Working data |

— Start —

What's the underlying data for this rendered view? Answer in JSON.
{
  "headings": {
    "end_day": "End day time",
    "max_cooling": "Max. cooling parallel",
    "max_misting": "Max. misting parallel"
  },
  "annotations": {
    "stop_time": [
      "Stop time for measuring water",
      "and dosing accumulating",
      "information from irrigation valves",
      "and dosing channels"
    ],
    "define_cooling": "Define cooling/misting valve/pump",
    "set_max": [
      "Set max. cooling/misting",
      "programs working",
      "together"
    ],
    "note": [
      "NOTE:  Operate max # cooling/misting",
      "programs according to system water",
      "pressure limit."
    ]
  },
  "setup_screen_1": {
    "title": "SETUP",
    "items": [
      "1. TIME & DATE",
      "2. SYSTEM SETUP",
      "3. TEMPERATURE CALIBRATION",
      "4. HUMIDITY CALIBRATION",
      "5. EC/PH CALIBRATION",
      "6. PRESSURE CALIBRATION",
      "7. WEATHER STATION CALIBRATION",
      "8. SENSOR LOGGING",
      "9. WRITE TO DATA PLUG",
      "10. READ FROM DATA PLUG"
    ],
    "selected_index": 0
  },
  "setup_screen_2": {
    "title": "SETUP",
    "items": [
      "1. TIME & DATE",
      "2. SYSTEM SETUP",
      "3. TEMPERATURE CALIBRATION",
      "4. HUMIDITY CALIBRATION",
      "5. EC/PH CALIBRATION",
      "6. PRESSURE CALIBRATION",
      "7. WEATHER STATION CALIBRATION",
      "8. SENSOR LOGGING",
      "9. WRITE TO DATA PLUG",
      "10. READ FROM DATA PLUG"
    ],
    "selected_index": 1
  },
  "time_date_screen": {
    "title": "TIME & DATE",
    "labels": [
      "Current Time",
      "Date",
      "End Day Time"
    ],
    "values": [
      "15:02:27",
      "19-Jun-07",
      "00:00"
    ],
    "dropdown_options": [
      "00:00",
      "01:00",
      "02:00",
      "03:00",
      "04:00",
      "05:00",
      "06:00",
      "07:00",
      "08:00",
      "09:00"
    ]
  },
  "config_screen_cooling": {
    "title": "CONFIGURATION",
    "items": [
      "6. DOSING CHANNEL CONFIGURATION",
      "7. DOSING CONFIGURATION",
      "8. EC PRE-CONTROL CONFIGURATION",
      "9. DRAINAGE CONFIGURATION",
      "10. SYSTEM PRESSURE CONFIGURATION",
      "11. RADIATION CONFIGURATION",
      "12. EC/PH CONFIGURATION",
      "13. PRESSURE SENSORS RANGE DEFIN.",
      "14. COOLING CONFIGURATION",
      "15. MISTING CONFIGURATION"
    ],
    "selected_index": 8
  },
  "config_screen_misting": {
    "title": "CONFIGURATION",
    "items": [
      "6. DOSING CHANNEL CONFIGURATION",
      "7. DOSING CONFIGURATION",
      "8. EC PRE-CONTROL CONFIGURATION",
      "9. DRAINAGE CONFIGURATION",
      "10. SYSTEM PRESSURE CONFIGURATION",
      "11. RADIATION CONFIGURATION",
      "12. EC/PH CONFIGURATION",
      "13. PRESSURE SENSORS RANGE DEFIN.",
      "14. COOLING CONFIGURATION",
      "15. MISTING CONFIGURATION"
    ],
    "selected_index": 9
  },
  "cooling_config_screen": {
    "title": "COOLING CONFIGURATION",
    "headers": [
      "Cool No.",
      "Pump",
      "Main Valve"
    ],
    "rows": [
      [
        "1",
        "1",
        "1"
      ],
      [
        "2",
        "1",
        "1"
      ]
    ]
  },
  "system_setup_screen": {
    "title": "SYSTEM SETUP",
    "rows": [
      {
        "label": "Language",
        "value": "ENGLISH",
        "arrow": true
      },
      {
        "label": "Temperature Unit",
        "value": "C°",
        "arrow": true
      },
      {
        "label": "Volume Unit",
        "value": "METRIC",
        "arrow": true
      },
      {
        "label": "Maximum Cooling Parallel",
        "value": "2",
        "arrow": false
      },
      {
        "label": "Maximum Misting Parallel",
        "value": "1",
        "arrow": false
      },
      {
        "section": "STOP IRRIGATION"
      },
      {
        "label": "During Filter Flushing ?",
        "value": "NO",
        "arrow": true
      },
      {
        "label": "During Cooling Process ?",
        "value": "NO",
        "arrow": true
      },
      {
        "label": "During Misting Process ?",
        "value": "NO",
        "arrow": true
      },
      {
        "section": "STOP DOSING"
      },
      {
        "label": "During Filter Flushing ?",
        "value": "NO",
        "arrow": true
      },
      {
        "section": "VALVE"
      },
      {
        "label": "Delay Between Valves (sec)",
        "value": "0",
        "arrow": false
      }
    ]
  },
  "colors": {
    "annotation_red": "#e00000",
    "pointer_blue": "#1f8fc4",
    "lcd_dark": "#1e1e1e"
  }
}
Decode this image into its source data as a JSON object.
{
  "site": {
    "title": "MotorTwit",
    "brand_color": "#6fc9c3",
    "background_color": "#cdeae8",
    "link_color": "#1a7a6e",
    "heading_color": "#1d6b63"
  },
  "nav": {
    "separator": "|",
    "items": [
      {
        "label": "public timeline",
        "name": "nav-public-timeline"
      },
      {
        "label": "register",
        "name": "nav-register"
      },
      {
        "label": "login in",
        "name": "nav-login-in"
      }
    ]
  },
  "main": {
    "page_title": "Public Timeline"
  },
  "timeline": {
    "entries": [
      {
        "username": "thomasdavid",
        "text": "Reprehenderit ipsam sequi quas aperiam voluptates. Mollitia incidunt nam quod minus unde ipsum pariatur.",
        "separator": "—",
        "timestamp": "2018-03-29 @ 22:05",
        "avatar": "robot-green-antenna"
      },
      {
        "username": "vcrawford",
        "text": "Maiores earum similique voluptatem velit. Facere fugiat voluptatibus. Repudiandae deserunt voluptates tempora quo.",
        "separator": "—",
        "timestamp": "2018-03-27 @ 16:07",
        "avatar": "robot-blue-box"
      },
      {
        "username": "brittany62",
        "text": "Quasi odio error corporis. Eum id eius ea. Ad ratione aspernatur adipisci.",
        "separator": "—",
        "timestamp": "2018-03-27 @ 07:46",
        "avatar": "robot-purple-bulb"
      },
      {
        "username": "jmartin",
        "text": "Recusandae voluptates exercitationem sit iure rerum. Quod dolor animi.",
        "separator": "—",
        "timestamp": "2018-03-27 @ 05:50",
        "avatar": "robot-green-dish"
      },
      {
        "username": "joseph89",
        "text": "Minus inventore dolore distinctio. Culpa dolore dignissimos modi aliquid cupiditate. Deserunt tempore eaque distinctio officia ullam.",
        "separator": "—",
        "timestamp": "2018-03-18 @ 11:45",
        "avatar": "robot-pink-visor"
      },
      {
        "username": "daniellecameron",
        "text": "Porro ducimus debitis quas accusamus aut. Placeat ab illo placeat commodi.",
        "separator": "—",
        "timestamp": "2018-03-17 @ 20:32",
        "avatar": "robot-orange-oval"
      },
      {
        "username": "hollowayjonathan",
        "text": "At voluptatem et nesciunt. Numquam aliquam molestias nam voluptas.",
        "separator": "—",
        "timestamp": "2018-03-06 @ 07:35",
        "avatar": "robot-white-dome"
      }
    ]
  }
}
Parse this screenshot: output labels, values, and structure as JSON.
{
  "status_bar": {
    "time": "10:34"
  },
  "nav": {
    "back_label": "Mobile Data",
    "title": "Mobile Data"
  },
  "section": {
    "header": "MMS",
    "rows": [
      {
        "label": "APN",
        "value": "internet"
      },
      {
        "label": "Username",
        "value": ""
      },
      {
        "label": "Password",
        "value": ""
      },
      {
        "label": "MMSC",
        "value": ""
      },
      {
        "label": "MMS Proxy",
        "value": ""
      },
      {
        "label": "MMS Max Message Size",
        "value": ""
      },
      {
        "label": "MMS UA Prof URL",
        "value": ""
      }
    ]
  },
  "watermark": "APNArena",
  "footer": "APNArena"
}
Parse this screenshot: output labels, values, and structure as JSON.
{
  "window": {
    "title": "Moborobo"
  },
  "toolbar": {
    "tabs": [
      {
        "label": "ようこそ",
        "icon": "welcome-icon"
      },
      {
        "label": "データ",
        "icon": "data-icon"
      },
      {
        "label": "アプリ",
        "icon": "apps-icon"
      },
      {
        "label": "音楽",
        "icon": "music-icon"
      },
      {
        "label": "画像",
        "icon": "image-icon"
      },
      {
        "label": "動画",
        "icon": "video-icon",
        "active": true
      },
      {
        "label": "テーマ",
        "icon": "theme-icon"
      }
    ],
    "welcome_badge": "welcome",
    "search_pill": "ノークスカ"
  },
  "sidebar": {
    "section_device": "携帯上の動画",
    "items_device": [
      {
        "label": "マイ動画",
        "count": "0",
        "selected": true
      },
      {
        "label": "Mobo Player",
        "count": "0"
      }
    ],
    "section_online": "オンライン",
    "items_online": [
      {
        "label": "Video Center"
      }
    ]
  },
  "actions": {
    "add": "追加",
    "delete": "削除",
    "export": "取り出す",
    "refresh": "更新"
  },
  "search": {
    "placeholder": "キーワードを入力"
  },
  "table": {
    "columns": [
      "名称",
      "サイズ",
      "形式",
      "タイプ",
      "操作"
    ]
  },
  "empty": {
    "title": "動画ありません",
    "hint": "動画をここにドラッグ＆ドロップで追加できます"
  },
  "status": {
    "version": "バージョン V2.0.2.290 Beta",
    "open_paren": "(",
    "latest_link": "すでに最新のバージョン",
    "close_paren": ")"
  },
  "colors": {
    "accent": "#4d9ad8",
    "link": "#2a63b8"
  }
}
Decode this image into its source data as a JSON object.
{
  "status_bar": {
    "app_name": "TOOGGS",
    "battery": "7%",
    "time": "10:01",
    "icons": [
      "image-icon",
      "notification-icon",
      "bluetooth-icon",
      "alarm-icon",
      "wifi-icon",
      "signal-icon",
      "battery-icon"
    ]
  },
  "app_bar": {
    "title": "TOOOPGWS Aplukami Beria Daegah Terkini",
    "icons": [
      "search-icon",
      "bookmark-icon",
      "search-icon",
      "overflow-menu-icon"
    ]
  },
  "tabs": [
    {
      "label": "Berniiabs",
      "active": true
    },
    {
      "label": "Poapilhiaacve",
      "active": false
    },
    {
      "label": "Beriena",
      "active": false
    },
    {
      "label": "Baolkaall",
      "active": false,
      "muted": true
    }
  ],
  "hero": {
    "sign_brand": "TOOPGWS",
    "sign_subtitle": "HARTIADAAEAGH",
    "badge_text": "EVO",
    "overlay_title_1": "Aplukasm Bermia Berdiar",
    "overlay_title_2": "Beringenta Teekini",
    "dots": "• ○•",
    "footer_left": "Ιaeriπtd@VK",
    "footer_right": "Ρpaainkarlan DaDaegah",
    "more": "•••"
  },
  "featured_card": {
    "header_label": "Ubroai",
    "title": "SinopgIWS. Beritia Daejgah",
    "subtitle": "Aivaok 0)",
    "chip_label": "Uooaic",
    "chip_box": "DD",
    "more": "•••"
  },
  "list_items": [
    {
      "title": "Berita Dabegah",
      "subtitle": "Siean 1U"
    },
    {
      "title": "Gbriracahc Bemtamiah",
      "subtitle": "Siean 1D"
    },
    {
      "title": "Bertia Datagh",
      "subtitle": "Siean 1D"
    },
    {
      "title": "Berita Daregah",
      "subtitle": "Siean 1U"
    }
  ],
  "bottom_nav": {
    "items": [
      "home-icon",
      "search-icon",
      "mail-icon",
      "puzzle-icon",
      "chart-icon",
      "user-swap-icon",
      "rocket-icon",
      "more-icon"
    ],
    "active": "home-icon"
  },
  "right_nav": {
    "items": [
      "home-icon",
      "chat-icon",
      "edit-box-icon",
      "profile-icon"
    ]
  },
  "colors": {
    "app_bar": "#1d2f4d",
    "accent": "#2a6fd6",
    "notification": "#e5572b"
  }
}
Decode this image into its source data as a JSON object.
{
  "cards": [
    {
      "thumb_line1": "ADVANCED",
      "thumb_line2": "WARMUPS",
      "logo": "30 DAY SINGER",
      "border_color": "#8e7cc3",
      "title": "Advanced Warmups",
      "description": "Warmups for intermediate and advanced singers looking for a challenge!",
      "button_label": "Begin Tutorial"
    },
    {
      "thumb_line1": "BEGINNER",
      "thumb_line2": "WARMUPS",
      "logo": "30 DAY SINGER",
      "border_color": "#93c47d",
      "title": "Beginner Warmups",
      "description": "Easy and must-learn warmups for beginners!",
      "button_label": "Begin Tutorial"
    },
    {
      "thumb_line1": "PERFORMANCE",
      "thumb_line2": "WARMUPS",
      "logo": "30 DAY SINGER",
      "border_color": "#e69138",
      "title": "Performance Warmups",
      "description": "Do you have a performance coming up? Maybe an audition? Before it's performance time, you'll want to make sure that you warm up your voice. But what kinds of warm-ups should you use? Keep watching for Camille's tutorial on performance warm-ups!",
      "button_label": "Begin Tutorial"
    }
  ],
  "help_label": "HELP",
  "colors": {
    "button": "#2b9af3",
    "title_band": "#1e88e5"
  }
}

— End —

How many lines in the listing above contain "notification"? Answer with the number alone.

Result |
2